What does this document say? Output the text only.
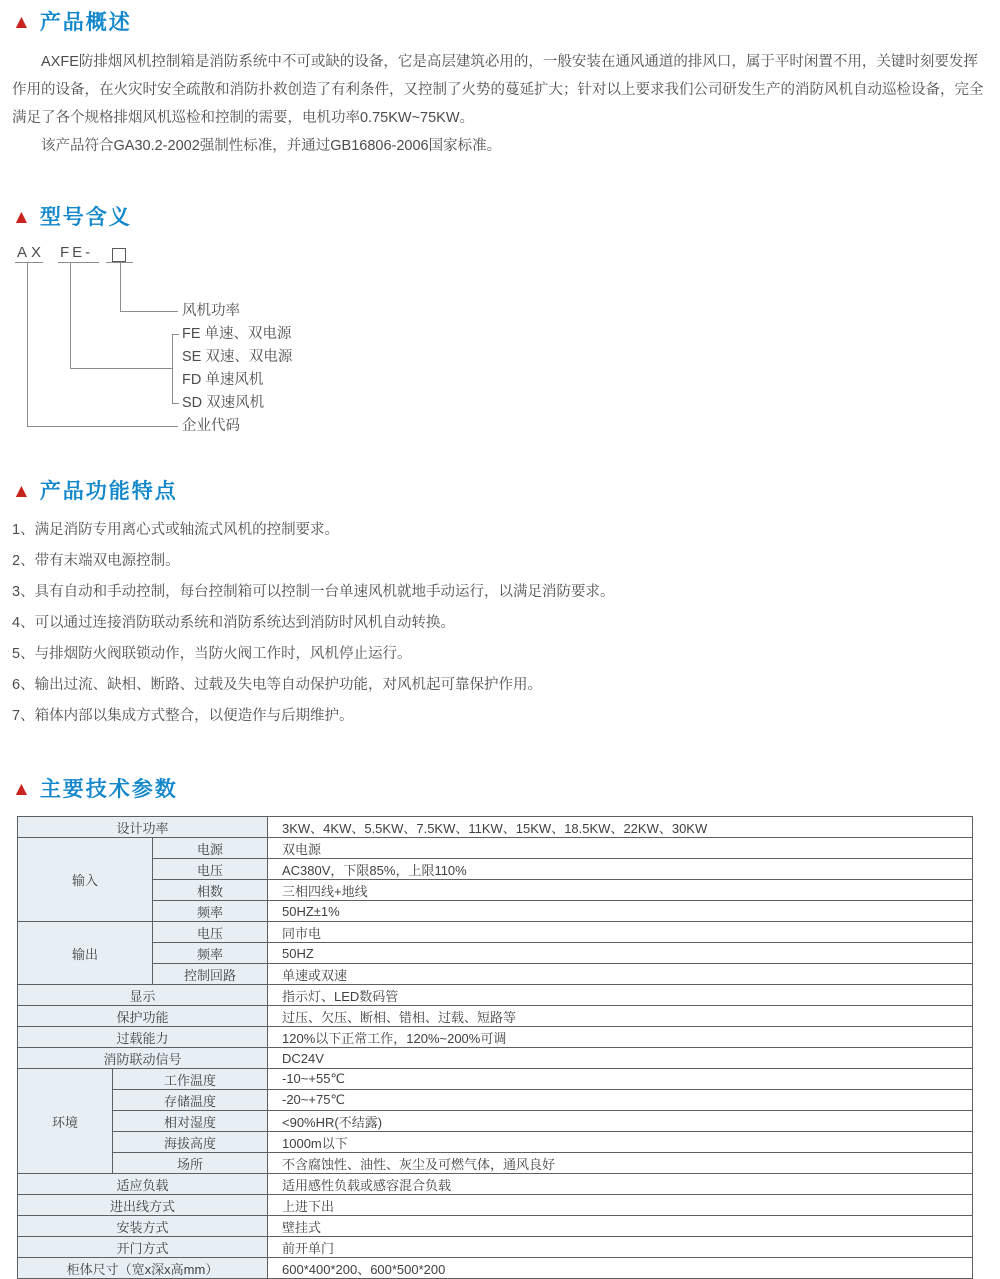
▲ 产品概述

AXFE防排烟风机控制箱是消防系统中不可或缺的设备，它是高层建筑必用的，一般安装在通风通道的排风口，属于平时闲置不用，关键时刻要发挥作用的设备，在火灾时安全疏散和消防扑救创造了有利条件，又控制了火势的蔓延扩大；针对以上要求我们公司研发生产的消防风机自动巡检设备，完全满足了各个规格排烟风机巡检和控制的需要，电机功率0.75KW~75KW。

该产品符合GA30.2-2002强制性标准，并通过GB16806-2006国家标准。

▲ 型号含义
AX FE-
风机功率
FE 单速、双电源
SE 双速、双电源
FD 单速风机
SD 双速风机
企业代码
▲ 产品功能特点

1、满足消防专用离心式或轴流式风机的控制要求。

2、带有末端双电源控制。

3、具有自动和手动控制，每台控制箱可以控制一台单速风机就地手动运行，以满足消防要求。

4、可以通过连接消防联动系统和消防系统达到消防时风机自动转换。

5、与排烟防火阀联锁动作，当防火阀工作时，风机停止运行。

6、输出过流、缺相、断路、过载及失电等自动保护功能，对风机起可靠保护作用。

7、箱体内部以集成方式整合，以便造作与后期维护。

▲ 主要技术参数
设计功率			3KW、4KW、5.5KW、7.5KW、11KW、15KW、18.5KW、22KW、30KW
输入		电源	双电源
		电压	AC380V，下限85%，上限110%
		相数	三相四线+地线
		频率	50HZ±1%
输出		电压	同市电
		频率	50HZ
		控制回路	单速或双速
显示			指示灯、LED数码管
保护功能			过压、欠压、断相、错相、过载、短路等
过载能力			120%以下正常工作，120%~200%可调
消防联动信号			DC24V
环境	工作温度		-10~+55℃
	存储温度		-20~+75℃
	相对湿度		<90%HR(不结露)
	海拔高度		1000m以下
	场所		不含腐蚀性、油性、灰尘及可燃气体，通风良好
适应负载			适用感性负载或感容混合负载
进出线方式			上进下出
安装方式			壁挂式
开门方式			前开单门
柜体尺寸（宽x深x高mm）			600*400*200、600*500*200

| To do |
Pictures stay out of the copy; please restate every record above exactly.

| Written reply |
What does this document say? Output the text only.
▲ 产品概述

AXFE防排烟风机控制箱是消防系统中不可或缺的设备，它是高层建筑必用的，一般安装在通风通道的排风口，属于平时闲置不用，关键时刻要发挥作用的设备，在火灾时安全疏散和消防扑救创造了有利条件，又控制了火势的蔓延扩大；针对以上要求我们公司研发生产的消防风机自动巡检设备，完全满足了各个规格排烟风机巡检和控制的需要，电机功率0.75KW~75KW。

该产品符合GA30.2-2002强制性标准，并通过GB16806-2006国家标准。

▲ 型号含义
AX FE-
风机功率
FE 单速、双电源
SE 双速、双电源
FD 单速风机
SD 双速风机
企业代码
▲ 产品功能特点

1、满足消防专用离心式或轴流式风机的控制要求。

2、带有末端双电源控制。

3、具有自动和手动控制，每台控制箱可以控制一台单速风机就地手动运行，以满足消防要求。

4、可以通过连接消防联动系统和消防系统达到消防时风机自动转换。

5、与排烟防火阀联锁动作，当防火阀工作时，风机停止运行。

6、输出过流、缺相、断路、过载及失电等自动保护功能，对风机起可靠保护作用。

7、箱体内部以集成方式整合，以便造作与后期维护。

▲ 主要技术参数
设计功率			3KW、4KW、5.5KW、7.5KW、11KW、15KW、18.5KW、22KW、30KW
输入		电源	双电源
		电压	AC380V，下限85%，上限110%
		相数	三相四线+地线
		频率	50HZ±1%
输出		电压	同市电
		频率	50HZ
		控制回路	单速或双速
显示			指示灯、LED数码管
保护功能			过压、欠压、断相、错相、过载、短路等
过载能力			120%以下正常工作，120%~200%可调
消防联动信号			DC24V
环境	工作温度		-10~+55℃
	存储温度		-20~+75℃
	相对湿度		<90%HR(不结露)
	海拔高度		1000m以下
	场所		不含腐蚀性、油性、灰尘及可燃气体，通风良好
适应负载			适用感性负载或感容混合负载
进出线方式			上进下出
安装方式			壁挂式
开门方式			前开单门
柜体尺寸（宽x深x高mm）			600*400*200、600*500*200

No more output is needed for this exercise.